_INSTRUCTIONS FOR THE TASK:_ Go over the entries below line by line, copying each one that contains the word "subtitle".

Start

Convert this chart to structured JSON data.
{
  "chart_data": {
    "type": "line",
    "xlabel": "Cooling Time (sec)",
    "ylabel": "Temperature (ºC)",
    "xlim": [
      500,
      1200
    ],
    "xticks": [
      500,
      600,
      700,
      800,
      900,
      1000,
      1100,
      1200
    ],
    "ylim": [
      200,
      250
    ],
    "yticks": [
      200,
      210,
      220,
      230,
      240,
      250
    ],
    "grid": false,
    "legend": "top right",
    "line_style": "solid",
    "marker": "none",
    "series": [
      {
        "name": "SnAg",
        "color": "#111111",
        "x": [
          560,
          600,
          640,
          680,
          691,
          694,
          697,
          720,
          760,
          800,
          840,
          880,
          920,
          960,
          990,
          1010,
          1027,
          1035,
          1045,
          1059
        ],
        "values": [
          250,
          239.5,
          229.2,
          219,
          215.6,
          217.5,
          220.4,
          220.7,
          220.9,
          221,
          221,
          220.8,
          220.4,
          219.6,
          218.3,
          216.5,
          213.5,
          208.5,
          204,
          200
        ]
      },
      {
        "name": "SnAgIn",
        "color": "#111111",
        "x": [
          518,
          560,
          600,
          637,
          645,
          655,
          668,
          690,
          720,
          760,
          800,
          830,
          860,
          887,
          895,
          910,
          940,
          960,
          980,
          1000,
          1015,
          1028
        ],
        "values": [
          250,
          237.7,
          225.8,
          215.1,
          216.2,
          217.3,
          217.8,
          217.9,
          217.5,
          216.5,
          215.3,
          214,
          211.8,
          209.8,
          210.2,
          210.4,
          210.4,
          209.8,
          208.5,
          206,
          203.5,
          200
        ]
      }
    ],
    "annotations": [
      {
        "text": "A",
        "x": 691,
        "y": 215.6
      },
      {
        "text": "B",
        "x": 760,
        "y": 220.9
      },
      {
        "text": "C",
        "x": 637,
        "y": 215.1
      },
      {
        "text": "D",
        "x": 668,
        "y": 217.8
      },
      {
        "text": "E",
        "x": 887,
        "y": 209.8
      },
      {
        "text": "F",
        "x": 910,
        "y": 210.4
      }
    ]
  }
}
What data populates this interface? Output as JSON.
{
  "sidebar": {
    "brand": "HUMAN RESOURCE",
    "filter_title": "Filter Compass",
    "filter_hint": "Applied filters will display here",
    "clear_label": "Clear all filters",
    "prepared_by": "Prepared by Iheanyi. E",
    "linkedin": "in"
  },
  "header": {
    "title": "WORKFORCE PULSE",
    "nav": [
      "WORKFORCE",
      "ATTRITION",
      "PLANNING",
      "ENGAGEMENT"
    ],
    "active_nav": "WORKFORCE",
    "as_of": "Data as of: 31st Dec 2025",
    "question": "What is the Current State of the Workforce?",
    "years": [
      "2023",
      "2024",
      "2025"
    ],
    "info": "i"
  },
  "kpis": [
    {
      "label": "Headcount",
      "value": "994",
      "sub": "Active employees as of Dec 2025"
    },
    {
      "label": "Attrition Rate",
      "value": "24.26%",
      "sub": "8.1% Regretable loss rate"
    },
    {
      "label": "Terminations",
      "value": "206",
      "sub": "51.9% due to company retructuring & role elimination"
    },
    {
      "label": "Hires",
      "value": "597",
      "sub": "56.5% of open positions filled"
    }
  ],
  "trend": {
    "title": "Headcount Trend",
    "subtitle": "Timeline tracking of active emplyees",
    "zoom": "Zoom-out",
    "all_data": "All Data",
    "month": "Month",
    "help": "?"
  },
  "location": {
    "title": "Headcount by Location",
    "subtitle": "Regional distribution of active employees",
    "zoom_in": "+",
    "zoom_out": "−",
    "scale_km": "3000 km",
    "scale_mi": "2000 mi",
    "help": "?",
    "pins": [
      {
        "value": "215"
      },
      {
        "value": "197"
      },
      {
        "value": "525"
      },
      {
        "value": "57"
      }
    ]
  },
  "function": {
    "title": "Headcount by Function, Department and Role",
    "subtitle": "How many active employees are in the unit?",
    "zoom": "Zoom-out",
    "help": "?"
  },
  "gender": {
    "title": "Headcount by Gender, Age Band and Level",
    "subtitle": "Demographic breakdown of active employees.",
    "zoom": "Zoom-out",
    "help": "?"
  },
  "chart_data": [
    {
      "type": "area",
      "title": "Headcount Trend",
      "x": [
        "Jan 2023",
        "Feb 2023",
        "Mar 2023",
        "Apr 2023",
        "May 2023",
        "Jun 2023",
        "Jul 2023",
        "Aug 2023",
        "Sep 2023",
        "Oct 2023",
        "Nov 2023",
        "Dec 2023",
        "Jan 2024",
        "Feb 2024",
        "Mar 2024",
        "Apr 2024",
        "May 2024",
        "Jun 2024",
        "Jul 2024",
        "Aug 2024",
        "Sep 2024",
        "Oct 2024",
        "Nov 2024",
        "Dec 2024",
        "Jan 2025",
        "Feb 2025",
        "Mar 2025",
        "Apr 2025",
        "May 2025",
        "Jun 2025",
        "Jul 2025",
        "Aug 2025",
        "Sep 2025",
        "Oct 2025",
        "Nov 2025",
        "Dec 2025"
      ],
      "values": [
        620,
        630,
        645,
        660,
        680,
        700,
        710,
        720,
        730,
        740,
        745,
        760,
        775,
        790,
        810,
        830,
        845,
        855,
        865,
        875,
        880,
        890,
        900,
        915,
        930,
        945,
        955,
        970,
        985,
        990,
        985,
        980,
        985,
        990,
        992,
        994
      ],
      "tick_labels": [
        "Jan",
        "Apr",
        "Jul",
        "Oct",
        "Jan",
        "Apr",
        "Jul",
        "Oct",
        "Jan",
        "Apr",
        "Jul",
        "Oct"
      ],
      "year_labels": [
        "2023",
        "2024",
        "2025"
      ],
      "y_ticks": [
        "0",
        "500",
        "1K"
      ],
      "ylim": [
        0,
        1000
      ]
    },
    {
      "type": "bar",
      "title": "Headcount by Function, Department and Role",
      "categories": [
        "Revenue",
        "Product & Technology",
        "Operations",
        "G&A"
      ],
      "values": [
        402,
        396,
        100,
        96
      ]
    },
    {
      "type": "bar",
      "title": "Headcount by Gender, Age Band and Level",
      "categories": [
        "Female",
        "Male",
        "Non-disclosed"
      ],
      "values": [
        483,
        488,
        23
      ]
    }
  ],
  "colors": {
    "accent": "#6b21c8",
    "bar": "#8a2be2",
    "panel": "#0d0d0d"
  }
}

End

_COMPLETE OUTPUT:_
    "subtitle": "Timeline tracking of active emplyees",
    "subtitle": "Regional distribution of active employees",
    "subtitle": "How many active employees are in the unit?",
    "subtitle": "Demographic breakdown of active employees.",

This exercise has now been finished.